> [Dataset entries on figures]:
+===+

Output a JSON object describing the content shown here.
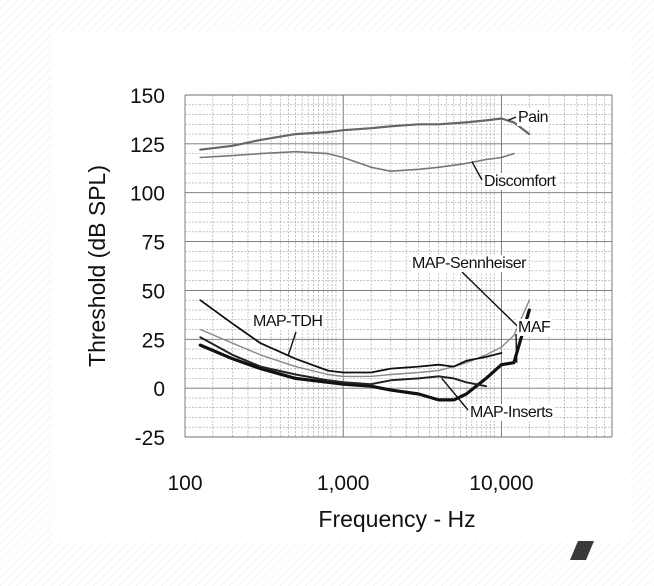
{
  "chart_data": {
    "type": "line",
    "xlabel": "Frequency - Hz",
    "ylabel": "Threshold (dB SPL)",
    "xscale": "log",
    "xlim": [
      100,
      50000
    ],
    "ylim": [
      -25,
      150
    ],
    "x_ticks": [
      {
        "value": 100,
        "label": "100"
      },
      {
        "value": 1000,
        "label": "1,000"
      },
      {
        "value": 10000,
        "label": "10,000"
      }
    ],
    "y_ticks": [
      {
        "value": 150,
        "label": "150"
      },
      {
        "value": 125,
        "label": "125"
      },
      {
        "value": 100,
        "label": "100"
      },
      {
        "value": 75,
        "label": "75"
      },
      {
        "value": 50,
        "label": "50"
      },
      {
        "value": 25,
        "label": "25"
      },
      {
        "value": 0,
        "label": "0"
      },
      {
        "value": -25,
        "label": "-25"
      }
    ],
    "grid": true,
    "series": [
      {
        "name": "Pain",
        "color": "#666666",
        "width": 2.2,
        "x": [
          125,
          200,
          300,
          500,
          800,
          1000,
          1500,
          2000,
          3000,
          4000,
          6000,
          8000,
          10000,
          12000,
          15000
        ],
        "y": [
          122,
          124,
          127,
          130,
          131,
          132,
          133,
          134,
          135,
          135,
          136,
          137,
          138,
          136,
          130
        ]
      },
      {
        "name": "Discomfort",
        "color": "#777777",
        "width": 1.6,
        "x": [
          125,
          200,
          300,
          500,
          800,
          1000,
          1500,
          2000,
          3000,
          4000,
          6000,
          8000,
          10000,
          12000
        ],
        "y": [
          118,
          119,
          120,
          121,
          120,
          118,
          113,
          111,
          112,
          113,
          115,
          117,
          118,
          120
        ]
      },
      {
        "name": "MAP-Sennheiser",
        "color": "#8a8a8a",
        "width": 1.4,
        "x": [
          125,
          200,
          300,
          500,
          800,
          1000,
          1500,
          2000,
          3000,
          4000,
          5000,
          6000,
          8000,
          10000,
          12000,
          15000
        ],
        "y": [
          30,
          23,
          17,
          11,
          7,
          6,
          6,
          7,
          8,
          9,
          11,
          13,
          17,
          21,
          27,
          45
        ]
      },
      {
        "name": "MAP-TDH",
        "color": "#111111",
        "width": 1.8,
        "x": [
          125,
          200,
          300,
          500,
          800,
          1000,
          1500,
          2000,
          3000,
          4000,
          5000,
          6000,
          8000,
          10000
        ],
        "y": [
          45,
          33,
          23,
          15,
          9,
          8,
          8,
          10,
          11,
          12,
          11,
          14,
          16,
          18
        ]
      },
      {
        "name": "MAF",
        "color": "#111111",
        "width": 3.2,
        "x": [
          125,
          200,
          300,
          500,
          800,
          1000,
          1500,
          2000,
          3000,
          4000,
          5000,
          6000,
          8000,
          10000,
          12000,
          15000
        ],
        "y": [
          22,
          15,
          10,
          5,
          3,
          2,
          1,
          -1,
          -3,
          -6,
          -6,
          -3,
          5,
          12,
          13,
          40
        ]
      },
      {
        "name": "MAP-Inserts",
        "color": "#222222",
        "width": 2.0,
        "x": [
          125,
          200,
          300,
          500,
          800,
          1000,
          1500,
          2000,
          3000,
          4000,
          5000,
          6000,
          8000
        ],
        "y": [
          26,
          17,
          11,
          7,
          4,
          3,
          2,
          4,
          5,
          6,
          5,
          3,
          1
        ]
      }
    ],
    "annotations": [
      {
        "text": "Pain",
        "series": "Pain"
      },
      {
        "text": "Discomfort",
        "series": "Discomfort"
      },
      {
        "text": "MAP-Sennheiser",
        "series": "MAP-Sennheiser"
      },
      {
        "text": "MAP-TDH",
        "series": "MAP-TDH"
      },
      {
        "text": "MAF",
        "series": "MAF"
      },
      {
        "text": "MAP-Inserts",
        "series": "MAP-Inserts"
      }
    ]
  }
}
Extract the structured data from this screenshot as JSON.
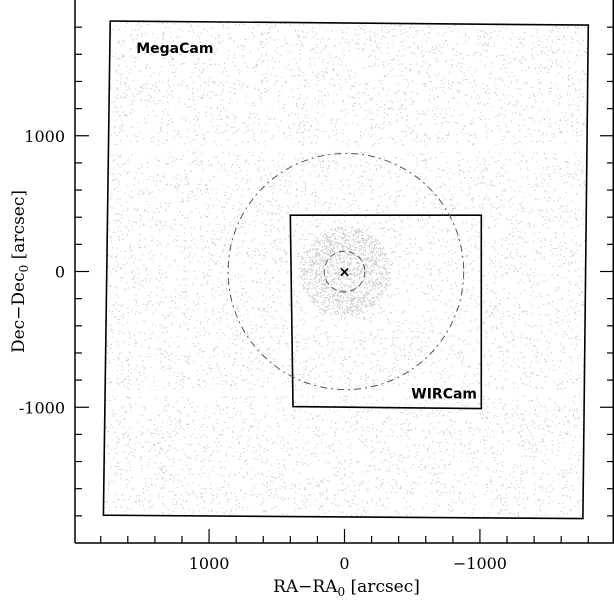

+===+

> [Work instructions]: Can the entries above be repeated exactly, without their pictures?

> [Response]:
Output a JSON object describing the content shown here.
{
  "chart_data": {
    "type": "line",
    "xlabel": "Frequency - Hz",
    "ylabel": "Threshold (dB SPL)",
    "xscale": "log",
    "xlim": [
      100,
      50000
    ],
    "ylim": [
      -25,
      150
    ],
    "x_ticks": [
      {
        "value": 100,
        "label": "100"
      },
      {
        "value": 1000,
        "label": "1,000"
      },
      {
        "value": 10000,
        "label": "10,000"
      }
    ],
    "y_ticks": [
      {
        "value": 150,
        "label": "150"
      },
      {
        "value": 125,
        "label": "125"
      },
      {
        "value": 100,
        "label": "100"
      },
      {
        "value": 75,
        "label": "75"
      },
      {
        "value": 50,
        "label": "50"
      },
      {
        "value": 25,
        "label": "25"
      },
      {
        "value": 0,
        "label": "0"
      },
      {
        "value": -25,
        "label": "-25"
      }
    ],
    "grid": true,
    "series": [
      {
        "name": "Pain",
        "color": "#666666",
        "width": 2.2,
        "x": [
          125,
          200,
          300,
          500,
          800,
          1000,
          1500,
          2000,
          3000,
          4000,
          6000,
          8000,
          10000,
          12000,
          15000
        ],
        "y": [
          122,
          124,
          127,
          130,
          131,
          132,
          133,
          134,
          135,
          135,
          136,
          137,
          138,
          136,
          130
        ]
      },
      {
        "name": "Discomfort",
        "color": "#777777",
        "width": 1.6,
        "x": [
          125,
          200,
          300,
          500,
          800,
          1000,
          1500,
          2000,
          3000,
          4000,
          6000,
          8000,
          10000,
          12000
        ],
        "y": [
          118,
          119,
          120,
          121,
          120,
          118,
          113,
          111,
          112,
          113,
          115,
          117,
          118,
          120
        ]
      },
      {
        "name": "MAP-Sennheiser",
        "color": "#8a8a8a",
        "width": 1.4,
        "x": [
          125,
          200,
          300,
          500,
          800,
          1000,
          1500,
          2000,
          3000,
          4000,
          5000,
          6000,
          8000,
          10000,
          12000,
          15000
        ],
        "y": [
          30,
          23,
          17,
          11,
          7,
          6,
          6,
          7,
          8,
          9,
          11,
          13,
          17,
          21,
          27,
          45
        ]
      },
      {
        "name": "MAP-TDH",
        "color": "#111111",
        "width": 1.8,
        "x": [
          125,
          200,
          300,
          500,
          800,
          1000,
          1500,
          2000,
          3000,
          4000,
          5000,
          6000,
          8000,
          10000
        ],
        "y": [
          45,
          33,
          23,
          15,
          9,
          8,
          8,
          10,
          11,
          12,
          11,
          14,
          16,
          18
        ]
      },
      {
        "name": "MAF",
        "color": "#111111",
        "width": 3.2,
        "x": [
          125,
          200,
          300,
          500,
          800,
          1000,
          1500,
          2000,
          3000,
          4000,
          5000,
          6000,
          8000,
          10000,
          12000,
          15000
        ],
        "y": [
          22,
          15,
          10,
          5,
          3,
          2,
          1,
          -1,
          -3,
          -6,
          -6,
          -3,
          5,
          12,
          13,
          40
        ]
      },
      {
        "name": "MAP-Inserts",
        "color": "#222222",
        "width": 2.0,
        "x": [
          125,
          200,
          300,
          500,
          800,
          1000,
          1500,
          2000,
          3000,
          4000,
          5000,
          6000,
          8000
        ],
        "y": [
          26,
          17,
          11,
          7,
          4,
          3,
          2,
          4,
          5,
          6,
          5,
          3,
          1
        ]
      }
    ],
    "annotations": [
      {
        "text": "Pain",
        "series": "Pain"
      },
      {
        "text": "Discomfort",
        "series": "Discomfort"
      },
      {
        "text": "MAP-Sennheiser",
        "series": "MAP-Sennheiser"
      },
      {
        "text": "MAP-TDH",
        "series": "MAP-TDH"
      },
      {
        "text": "MAF",
        "series": "MAF"
      },
      {
        "text": "MAP-Inserts",
        "series": "MAP-Inserts"
      }
    ]
  }
}
Extract the structured data from this screenshot as JSON.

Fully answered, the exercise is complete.